• What to do:
From the material below, list every line containing "sulfoguajacolici".

• Material:
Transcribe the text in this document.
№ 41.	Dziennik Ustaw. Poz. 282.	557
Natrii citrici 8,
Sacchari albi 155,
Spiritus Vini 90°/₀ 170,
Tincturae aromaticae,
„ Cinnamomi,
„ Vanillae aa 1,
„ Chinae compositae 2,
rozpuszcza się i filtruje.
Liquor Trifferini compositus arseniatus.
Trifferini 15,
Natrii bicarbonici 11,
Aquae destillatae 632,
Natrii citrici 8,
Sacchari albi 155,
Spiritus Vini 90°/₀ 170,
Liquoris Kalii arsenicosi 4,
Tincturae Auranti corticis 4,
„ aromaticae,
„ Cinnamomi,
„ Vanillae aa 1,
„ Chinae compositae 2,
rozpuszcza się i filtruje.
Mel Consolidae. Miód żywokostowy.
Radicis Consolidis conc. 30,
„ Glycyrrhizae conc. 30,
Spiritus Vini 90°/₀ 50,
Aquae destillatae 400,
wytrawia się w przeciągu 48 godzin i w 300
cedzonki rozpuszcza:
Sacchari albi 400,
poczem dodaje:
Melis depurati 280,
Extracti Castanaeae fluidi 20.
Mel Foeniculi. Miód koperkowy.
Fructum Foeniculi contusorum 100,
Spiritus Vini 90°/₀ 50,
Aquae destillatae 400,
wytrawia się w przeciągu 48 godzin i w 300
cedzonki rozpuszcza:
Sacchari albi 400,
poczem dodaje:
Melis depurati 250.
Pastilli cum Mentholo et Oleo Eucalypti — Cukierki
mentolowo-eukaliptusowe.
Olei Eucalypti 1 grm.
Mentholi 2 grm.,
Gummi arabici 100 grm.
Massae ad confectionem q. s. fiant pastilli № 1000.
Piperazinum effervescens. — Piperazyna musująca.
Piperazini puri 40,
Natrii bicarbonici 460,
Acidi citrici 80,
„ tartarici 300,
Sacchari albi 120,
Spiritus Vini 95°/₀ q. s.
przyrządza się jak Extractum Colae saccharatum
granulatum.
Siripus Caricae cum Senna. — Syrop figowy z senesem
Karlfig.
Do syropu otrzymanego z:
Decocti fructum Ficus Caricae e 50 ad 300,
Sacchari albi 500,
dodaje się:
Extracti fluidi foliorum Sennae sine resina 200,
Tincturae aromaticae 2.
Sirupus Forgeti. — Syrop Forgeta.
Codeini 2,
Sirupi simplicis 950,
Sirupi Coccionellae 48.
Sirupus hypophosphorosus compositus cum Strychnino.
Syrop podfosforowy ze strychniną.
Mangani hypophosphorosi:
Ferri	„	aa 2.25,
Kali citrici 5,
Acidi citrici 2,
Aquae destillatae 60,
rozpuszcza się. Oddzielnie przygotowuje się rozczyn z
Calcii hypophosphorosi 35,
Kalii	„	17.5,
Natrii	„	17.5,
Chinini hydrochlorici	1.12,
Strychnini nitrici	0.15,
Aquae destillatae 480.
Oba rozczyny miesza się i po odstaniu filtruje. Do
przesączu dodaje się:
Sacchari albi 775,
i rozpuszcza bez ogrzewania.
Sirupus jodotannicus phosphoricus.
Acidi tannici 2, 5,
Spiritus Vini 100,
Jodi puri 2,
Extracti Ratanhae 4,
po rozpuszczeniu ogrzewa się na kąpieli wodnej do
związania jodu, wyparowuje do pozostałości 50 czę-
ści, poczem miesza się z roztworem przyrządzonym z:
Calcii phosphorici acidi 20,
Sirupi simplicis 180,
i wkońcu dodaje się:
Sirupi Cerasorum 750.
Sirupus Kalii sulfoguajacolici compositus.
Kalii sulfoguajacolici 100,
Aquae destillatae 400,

• Output below:
Sirupus Kalii sulfoguajacolici compositus.
Kalii sulfoguajacolici 100,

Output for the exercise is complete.